---------- Listed entries ----------
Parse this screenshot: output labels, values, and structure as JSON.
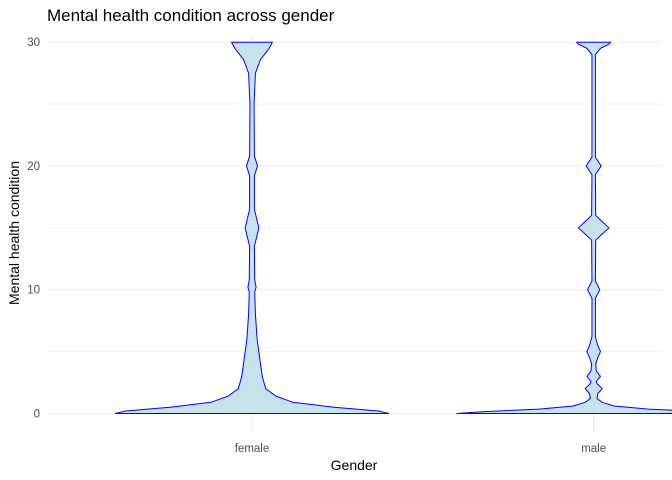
{
  "chart_data": {
    "type": "violin",
    "title": "Mental health condition across gender",
    "xlabel": "Gender",
    "ylabel": "Mental health condition",
    "categories": [
      "female",
      "male"
    ],
    "ylim": [
      -1.5,
      30.5
    ],
    "yticks": [
      0,
      10,
      20,
      30
    ],
    "grid": true,
    "legend": "none",
    "fill_color": "#c6e2ec",
    "line_color": "#0000ff",
    "grid_color": "#ebebeb",
    "violins": [
      {
        "category": "female",
        "max_half_width": 0.4,
        "profile": [
          [
            0,
            0.4
          ],
          [
            0.2,
            0.37
          ],
          [
            0.5,
            0.24
          ],
          [
            0.9,
            0.12
          ],
          [
            1.4,
            0.07
          ],
          [
            2.0,
            0.04
          ],
          [
            3.0,
            0.03
          ],
          [
            4.0,
            0.025
          ],
          [
            5.0,
            0.02
          ],
          [
            6.0,
            0.015
          ],
          [
            8.0,
            0.01
          ],
          [
            9.8,
            0.008
          ],
          [
            10.2,
            0.012
          ],
          [
            10.8,
            0.008
          ],
          [
            13.5,
            0.007
          ],
          [
            14.3,
            0.014
          ],
          [
            15.0,
            0.02
          ],
          [
            15.7,
            0.014
          ],
          [
            16.5,
            0.007
          ],
          [
            19.2,
            0.007
          ],
          [
            20.0,
            0.016
          ],
          [
            20.8,
            0.007
          ],
          [
            25.0,
            0.006
          ],
          [
            27.5,
            0.01
          ],
          [
            28.6,
            0.025
          ],
          [
            29.5,
            0.05
          ],
          [
            30.0,
            0.06
          ]
        ]
      },
      {
        "category": "male",
        "max_half_width": 0.4,
        "profile": [
          [
            0,
            0.4
          ],
          [
            0.15,
            0.32
          ],
          [
            0.35,
            0.16
          ],
          [
            0.6,
            0.06
          ],
          [
            0.9,
            0.025
          ],
          [
            1.2,
            0.01
          ],
          [
            1.6,
            0.012
          ],
          [
            2.0,
            0.025
          ],
          [
            2.4,
            0.01
          ],
          [
            2.6,
            0.008
          ],
          [
            3.0,
            0.02
          ],
          [
            3.4,
            0.008
          ],
          [
            4.0,
            0.006
          ],
          [
            4.5,
            0.012
          ],
          [
            5.0,
            0.02
          ],
          [
            5.5,
            0.012
          ],
          [
            6.2,
            0.005
          ],
          [
            9.3,
            0.005
          ],
          [
            10.0,
            0.018
          ],
          [
            10.7,
            0.005
          ],
          [
            14.0,
            0.006
          ],
          [
            14.5,
            0.025
          ],
          [
            15.0,
            0.045
          ],
          [
            15.5,
            0.025
          ],
          [
            16.0,
            0.006
          ],
          [
            19.3,
            0.005
          ],
          [
            20.0,
            0.022
          ],
          [
            20.7,
            0.005
          ],
          [
            29.0,
            0.005
          ],
          [
            29.5,
            0.02
          ],
          [
            29.85,
            0.045
          ],
          [
            30.0,
            0.05
          ]
        ]
      }
    ]
  }
}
----------
What the task requires> Pull out every line in the data above that has the word "health".

Response>
    "title": "Mental health condition across gender",
    "ylabel": "Mental health condition",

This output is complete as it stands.